** start of ENTRIES SUPPLIED **

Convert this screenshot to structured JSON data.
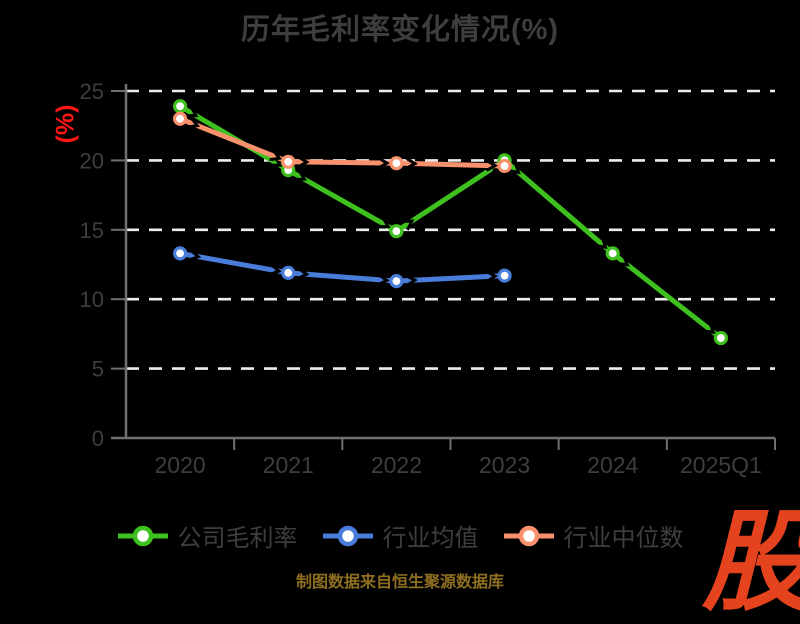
{
  "title": "历年毛利率变化情况(%)",
  "source_note": "制图数据来自恒生聚源数据库",
  "logo_text": "股",
  "colors": {
    "background": "#000000",
    "title_text": "#3e3e3e",
    "axis_text": "#3e3e3e",
    "axis_line": "#707070",
    "gridline": "#ededed",
    "y_unit_label": "#ff1616",
    "source_text": "#8e6e20",
    "logo": "#e5421e",
    "arrow": "#000000",
    "marker_fill": "#ffffff"
  },
  "chart_data": {
    "type": "line",
    "title": "历年毛利率变化情况(%)",
    "ylabel": "(%)",
    "categories": [
      "2020",
      "2021",
      "2022",
      "2023",
      "2024",
      "2025Q1"
    ],
    "series": [
      {
        "name": "公司毛利率",
        "color": "#3ec11e",
        "values": [
          23.9,
          19.3,
          14.9,
          20.0,
          13.3,
          7.2
        ]
      },
      {
        "name": "行业均值",
        "color": "#4a7cd9",
        "values": [
          13.3,
          11.9,
          11.3,
          11.7,
          null,
          null
        ]
      },
      {
        "name": "行业中位数",
        "color": "#f8916c",
        "values": [
          23.0,
          19.9,
          19.8,
          19.6,
          null,
          null
        ]
      }
    ],
    "ylim": [
      0,
      25
    ],
    "yticks": [
      0,
      5,
      10,
      15,
      20,
      25
    ],
    "grid": "horizontal-dashed-white",
    "legend_position": "bottom",
    "marker": "circle-white-fill",
    "line_decoration": "black-arrowheads-along-segments"
  }
}
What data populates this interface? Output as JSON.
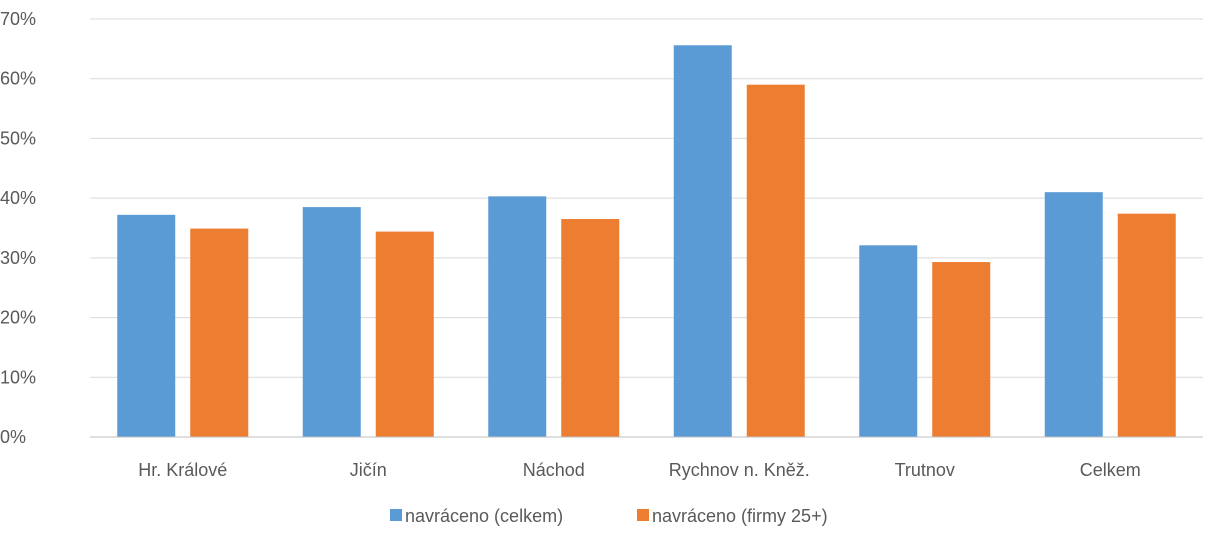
{
  "chart_data": {
    "type": "bar",
    "categories": [
      "Hr. Králové",
      "Jičín",
      "Náchod",
      "Rychnov n. Kněž.",
      "Trutnov",
      "Celkem"
    ],
    "series": [
      {
        "name": "navráceno (celkem)",
        "color": "#5b9bd5",
        "values": [
          37.2,
          38.5,
          40.3,
          65.6,
          32.1,
          41.0
        ]
      },
      {
        "name": "navráceno (firmy 25+)",
        "color": "#ed7d31",
        "values": [
          34.9,
          34.4,
          36.5,
          59.0,
          29.3,
          37.4
        ]
      }
    ],
    "ylim": [
      0,
      70
    ],
    "yticks": [
      "0%",
      "10%",
      "20%",
      "30%",
      "40%",
      "50%",
      "60%",
      "70%"
    ],
    "grid": true,
    "legend_position": "bottom"
  }
}
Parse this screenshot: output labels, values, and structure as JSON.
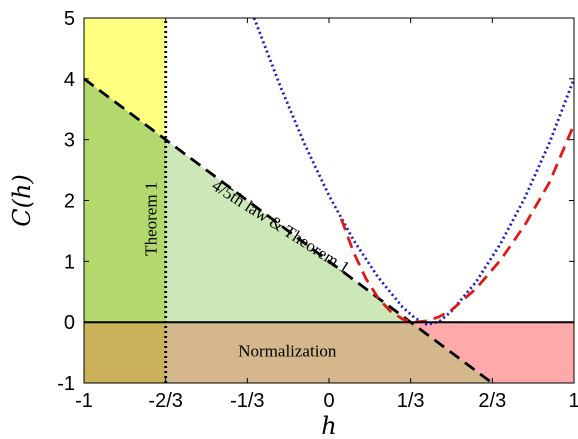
{
  "chart_data": {
    "type": "line",
    "xlabel": "h",
    "ylabel": "C(h)",
    "xlim": [
      -1,
      1
    ],
    "ylim": [
      -1,
      5
    ],
    "x_ticks": [
      {
        "value": -1,
        "label": "-1"
      },
      {
        "value": -0.6667,
        "label": "-2/3"
      },
      {
        "value": -0.3333,
        "label": "-1/3"
      },
      {
        "value": 0,
        "label": "0"
      },
      {
        "value": 0.3333,
        "label": "1/3"
      },
      {
        "value": 0.6667,
        "label": "2/3"
      },
      {
        "value": 1,
        "label": "1"
      }
    ],
    "y_ticks": [
      {
        "value": -1,
        "label": "-1"
      },
      {
        "value": 0,
        "label": "0"
      },
      {
        "value": 1,
        "label": "1"
      },
      {
        "value": 2,
        "label": "2"
      },
      {
        "value": 3,
        "label": "3"
      },
      {
        "value": 4,
        "label": "4"
      },
      {
        "value": 5,
        "label": "5"
      }
    ],
    "grid": false,
    "regions": [
      {
        "label": "Theorem 1",
        "color": "#ffff80",
        "polygon": [
          [
            -1,
            4
          ],
          [
            -0.6667,
            3
          ],
          [
            -0.6667,
            5
          ],
          [
            -1,
            5
          ]
        ]
      },
      {
        "label": "4/5th law & Theorem 1",
        "color": "#cde8b8",
        "polygon": [
          [
            -1,
            4
          ],
          [
            0.3333,
            0
          ],
          [
            -1,
            0
          ]
        ]
      },
      {
        "label": "Normalization",
        "color": "#d4b88c",
        "polygon": [
          [
            -1,
            0
          ],
          [
            0.3333,
            0
          ],
          [
            0.6667,
            -1
          ],
          [
            -1,
            -1
          ]
        ]
      },
      {
        "label": "",
        "color": "#ffaaaa",
        "polygon": [
          [
            0.3333,
            0
          ],
          [
            1,
            0
          ],
          [
            1,
            -1
          ],
          [
            0.6667,
            -1
          ]
        ]
      },
      {
        "label": "",
        "color": "#c9b25a",
        "polygon": [
          [
            -1,
            0
          ],
          [
            -0.6667,
            0
          ],
          [
            -0.6667,
            -1
          ],
          [
            -1,
            -1
          ]
        ]
      },
      {
        "label": "",
        "color": "#b3d96e",
        "polygon": [
          [
            -1,
            4
          ],
          [
            -0.6667,
            3
          ],
          [
            -0.6667,
            0
          ],
          [
            -1,
            0
          ]
        ]
      }
    ],
    "series": [
      {
        "style": "dashed",
        "color": "#000000",
        "x": [
          -1,
          0.6667
        ],
        "y": [
          4,
          -1
        ]
      },
      {
        "style": "dotted",
        "color": "#1a1acc",
        "x": [
          -0.3056,
          -0.2,
          -0.1,
          0,
          0.1,
          0.2,
          0.3,
          0.35,
          0.4,
          0.45,
          0.5,
          0.6,
          0.7,
          0.8,
          0.9,
          1.0
        ],
        "y": [
          5.0,
          3.89,
          2.93,
          2.08,
          1.35,
          0.74,
          0.25,
          0.07,
          -0.04,
          0.01,
          0.18,
          0.66,
          1.29,
          2.05,
          2.95,
          4.0
        ]
      },
      {
        "style": "dashed",
        "color": "#e01a1a",
        "x": [
          0.05,
          0.1,
          0.15,
          0.2,
          0.25,
          0.3,
          0.35,
          0.4,
          0.45,
          0.5,
          0.6,
          0.7,
          0.8,
          0.9,
          1.0
        ],
        "y": [
          1.7,
          1.15,
          0.72,
          0.4,
          0.18,
          0.05,
          0.0,
          0.02,
          0.09,
          0.2,
          0.55,
          1.02,
          1.6,
          2.3,
          3.25
        ]
      },
      {
        "style": "dotted",
        "color": "#000000",
        "x": [
          -0.6667,
          -0.6667
        ],
        "y": [
          -1,
          5
        ]
      },
      {
        "style": "solid",
        "color": "#000000",
        "x": [
          -1,
          1
        ],
        "y": [
          0,
          0
        ]
      }
    ],
    "region_labels": [
      {
        "text": "Theorem 1",
        "x": -0.72,
        "y": 1.7,
        "rotate": -90
      },
      {
        "text": "4/5th law & Theorem 1",
        "x": -0.2,
        "y": 1.55,
        "rotate": 32.5
      },
      {
        "text": "Normalization",
        "x": -0.17,
        "y": -0.5,
        "rotate": 0
      }
    ]
  }
}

** end of ENTRIES SUPPLIED **

■ TASK INSTRUCTIONS: None of the pictures should appear; repeat the records exactly otherwise.

■ CORRECT RESULT:
Convert this screenshot to structured JSON data.
{
  "title": "历年毛利率变化情况(%)",
  "source_note": "制图数据来自恒生聚源数据库",
  "logo_text": "股",
  "colors": {
    "background": "#000000",
    "title_text": "#3e3e3e",
    "axis_text": "#3e3e3e",
    "axis_line": "#707070",
    "gridline": "#ededed",
    "y_unit_label": "#ff1616",
    "source_text": "#8e6e20",
    "logo": "#e5421e",
    "arrow": "#000000",
    "marker_fill": "#ffffff"
  },
  "chart_data": {
    "type": "line",
    "title": "历年毛利率变化情况(%)",
    "ylabel": "(%)",
    "categories": [
      "2020",
      "2021",
      "2022",
      "2023",
      "2024",
      "2025Q1"
    ],
    "series": [
      {
        "name": "公司毛利率",
        "color": "#3ec11e",
        "values": [
          23.9,
          19.3,
          14.9,
          20.0,
          13.3,
          7.2
        ]
      },
      {
        "name": "行业均值",
        "color": "#4a7cd9",
        "values": [
          13.3,
          11.9,
          11.3,
          11.7,
          null,
          null
        ]
      },
      {
        "name": "行业中位数",
        "color": "#f8916c",
        "values": [
          23.0,
          19.9,
          19.8,
          19.6,
          null,
          null
        ]
      }
    ],
    "ylim": [
      0,
      25
    ],
    "yticks": [
      0,
      5,
      10,
      15,
      20,
      25
    ],
    "grid": "horizontal-dashed-white",
    "legend_position": "bottom",
    "marker": "circle-white-fill",
    "line_decoration": "black-arrowheads-along-segments"
  }
}
What data populates this interface? Output as JSON.
{
  "chart_data": {
    "type": "bar",
    "categories": [
      "Hr. Králové",
      "Jičín",
      "Náchod",
      "Rychnov n. Kněž.",
      "Trutnov",
      "Celkem"
    ],
    "series": [
      {
        "name": "navráceno (celkem)",
        "color": "#5b9bd5",
        "values": [
          37.2,
          38.5,
          40.3,
          65.6,
          32.1,
          41.0
        ]
      },
      {
        "name": "navráceno (firmy 25+)",
        "color": "#ed7d31",
        "values": [
          34.9,
          34.4,
          36.5,
          59.0,
          29.3,
          37.4
        ]
      }
    ],
    "ylim": [
      0,
      70
    ],
    "yticks": [
      "0%",
      "10%",
      "20%",
      "30%",
      "40%",
      "50%",
      "60%",
      "70%"
    ],
    "grid": true,
    "legend_position": "bottom"
  }
}
Parse this screenshot: output labels, values, and structure as JSON.
{
  "chart_data": {
    "type": "line",
    "xlabel": "h",
    "ylabel": "C(h)",
    "xlim": [
      -1,
      1
    ],
    "ylim": [
      -1,
      5
    ],
    "x_ticks": [
      {
        "value": -1,
        "label": "-1"
      },
      {
        "value": -0.6667,
        "label": "-2/3"
      },
      {
        "value": -0.3333,
        "label": "-1/3"
      },
      {
        "value": 0,
        "label": "0"
      },
      {
        "value": 0.3333,
        "label": "1/3"
      },
      {
        "value": 0.6667,
        "label": "2/3"
      },
      {
        "value": 1,
        "label": "1"
      }
    ],
    "y_ticks": [
      {
        "value": -1,
        "label": "-1"
      },
      {
        "value": 0,
        "label": "0"
      },
      {
        "value": 1,
        "label": "1"
      },
      {
        "value": 2,
        "label": "2"
      },
      {
        "value": 3,
        "label": "3"
      },
      {
        "value": 4,
        "label": "4"
      },
      {
        "value": 5,
        "label": "5"
      }
    ],
    "grid": false,
    "regions": [
      {
        "label": "Theorem 1",
        "color": "#ffff80",
        "polygon": [
          [
            -1,
            4
          ],
          [
            -0.6667,
            3
          ],
          [
            -0.6667,
            5
          ],
          [
            -1,
            5
          ]
        ]
      },
      {
        "label": "4/5th law & Theorem 1",
        "color": "#cde8b8",
        "polygon": [
          [
            -1,
            4
          ],
          [
            0.3333,
            0
          ],
          [
            -1,
            0
          ]
        ]
      },
      {
        "label": "Normalization",
        "color": "#d4b88c",
        "polygon": [
          [
            -1,
            0
          ],
          [
            0.3333,
            0
          ],
          [
            0.6667,
            -1
          ],
          [
            -1,
            -1
          ]
        ]
      },
      {
        "label": "",
        "color": "#ffaaaa",
        "polygon": [
          [
            0.3333,
            0
          ],
          [
            1,
            0
          ],
          [
            1,
            -1
          ],
          [
            0.6667,
            -1
          ]
        ]
      },
      {
        "label": "",
        "color": "#c9b25a",
        "polygon": [
          [
            -1,
            0
          ],
          [
            -0.6667,
            0
          ],
          [
            -0.6667,
            -1
          ],
          [
            -1,
            -1
          ]
        ]
      },
      {
        "label": "",
        "color": "#b3d96e",
        "polygon": [
          [
            -1,
            4
          ],
          [
            -0.6667,
            3
          ],
          [
            -0.6667,
            0
          ],
          [
            -1,
            0
          ]
        ]
      }
    ],
    "series": [
      {
        "style": "dashed",
        "color": "#000000",
        "x": [
          -1,
          0.6667
        ],
        "y": [
          4,
          -1
        ]
      },
      {
        "style": "dotted",
        "color": "#1a1acc",
        "x": [
          -0.3056,
          -0.2,
          -0.1,
          0,
          0.1,
          0.2,
          0.3,
          0.35,
          0.4,
          0.45,
          0.5,
          0.6,
          0.7,
          0.8,
          0.9,
          1.0
        ],
        "y": [
          5.0,
          3.89,
          2.93,
          2.08,
          1.35,
          0.74,
          0.25,
          0.07,
          -0.04,
          0.01,
          0.18,
          0.66,
          1.29,
          2.05,
          2.95,
          4.0
        ]
      },
      {
        "style": "dashed",
        "color": "#e01a1a",
        "x": [
          0.05,
          0.1,
          0.15,
          0.2,
          0.25,
          0.3,
          0.35,
          0.4,
          0.45,
          0.5,
          0.6,
          0.7,
          0.8,
          0.9,
          1.0
        ],
        "y": [
          1.7,
          1.15,
          0.72,
          0.4,
          0.18,
          0.05,
          0.0,
          0.02,
          0.09,
          0.2,
          0.55,
          1.02,
          1.6,
          2.3,
          3.25
        ]
      },
      {
        "style": "dotted",
        "color": "#000000",
        "x": [
          -0.6667,
          -0.6667
        ],
        "y": [
          -1,
          5
        ]
      },
      {
        "style": "solid",
        "color": "#000000",
        "x": [
          -1,
          1
        ],
        "y": [
          0,
          0
        ]
      }
    ],
    "region_labels": [
      {
        "text": "Theorem 1",
        "x": -0.72,
        "y": 1.7,
        "rotate": -90
      },
      {
        "text": "4/5th law & Theorem 1",
        "x": -0.2,
        "y": 1.55,
        "rotate": 32.5
      },
      {
        "text": "Normalization",
        "x": -0.17,
        "y": -0.5,
        "rotate": 0
      }
    ]
  }
}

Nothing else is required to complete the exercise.